*Record set:*
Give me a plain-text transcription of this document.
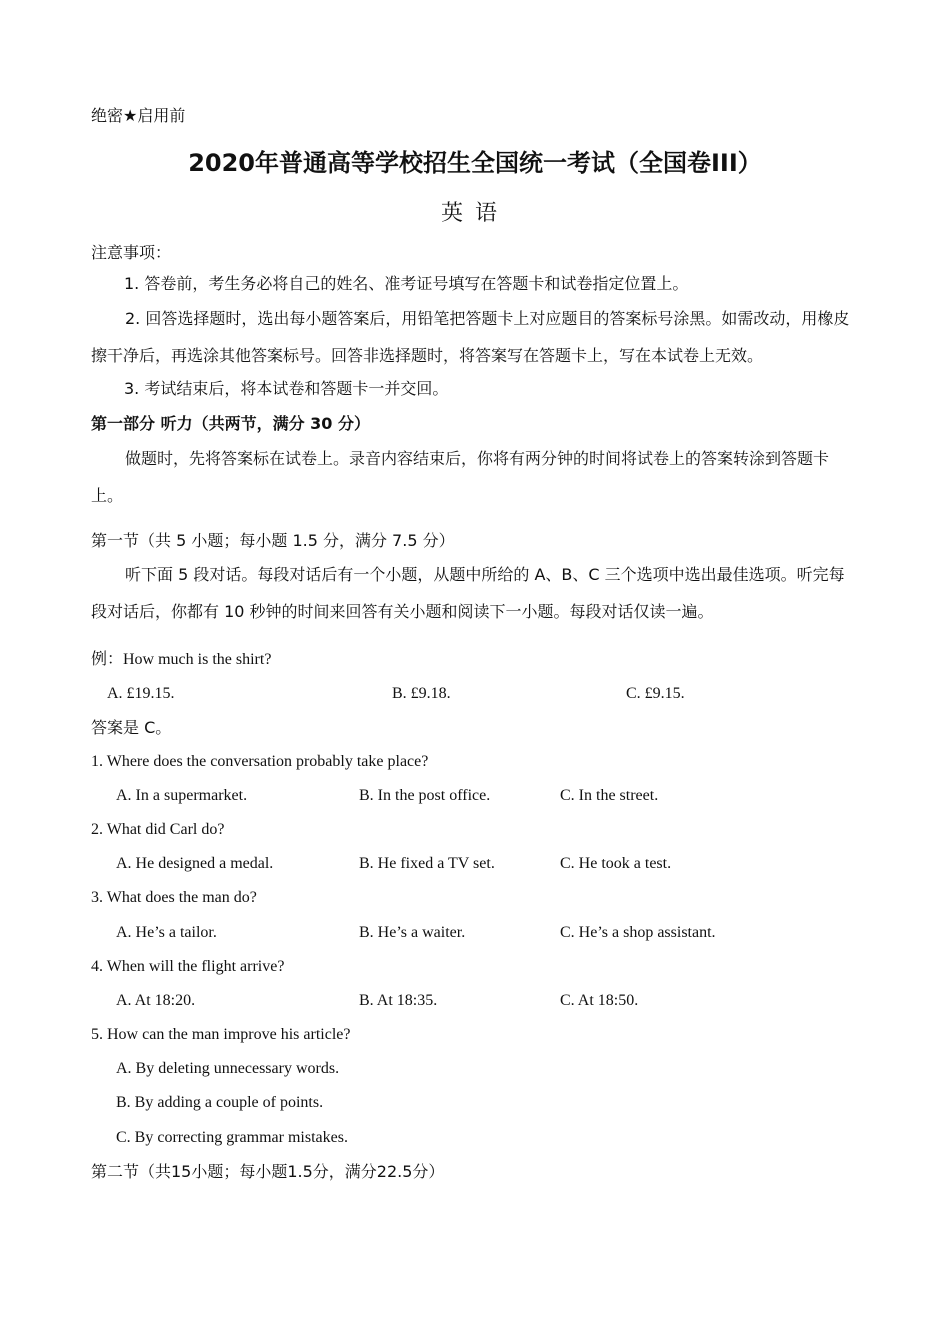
绝密★启用前
2020年普通高等学校招生全国统一考试（全国卷III）
英语
注意事项：
1. 答卷前，考生务必将自己的姓名、准考证号填写在答题卡和试卷指定位置上。
2. 回答选择题时，选出每小题答案后，用铅笔把答题卡上对应题目的答案标号涂黑。如需改动，用橡皮擦干净后，再选涂其他答案标号。回答非选择题时，将答案写在答题卡上，写在本试卷上无效。
3. 考试结束后，将本试卷和答题卡一并交回。
第一部分 听力（共两节，满分 30 分）
做题时，先将答案标在试卷上。录音内容结束后，你将有两分钟的时间将试卷上的答案转涂到答题卡上。
第一节（共 5 小题；每小题 1.5 分，满分 7.5 分）
听下面 5 段对话。每段对话后有一个小题，从题中所给的 A、B、C 三个选项中选出最佳选项。听完每段对话后，你都有 10 秒钟的时间来回答有关小题和阅读下一小题。每段对话仅读一遍。
例：How much is the shirt?
A. £19.15.	B. £9.18.	C. £9.15.
答案是 C。
1. Where does the conversation probably take place?
A. In a supermarket.	B. In the post office.	C. In the street.
2. What did Carl do?
A. He designed a medal.	B. He fixed a TV set.	C. He took a test.
3. What does the man do?
A. He’s a tailor.	B. He’s a waiter.	C. He’s a shop assistant.
4. When will the flight arrive?
A. At 18:20.	B. At 18:35.	C. At 18:50.
5. How can the man improve his article?
A. By deleting unnecessary words.
B. By adding a couple of points.
C. By correcting grammar mistakes.
第二节（共15小题；每小题1.5分，满分22.5分）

*Request:* Report how many lines in the records above contain the word "What", giving only the number.

*Exercise answer:* 2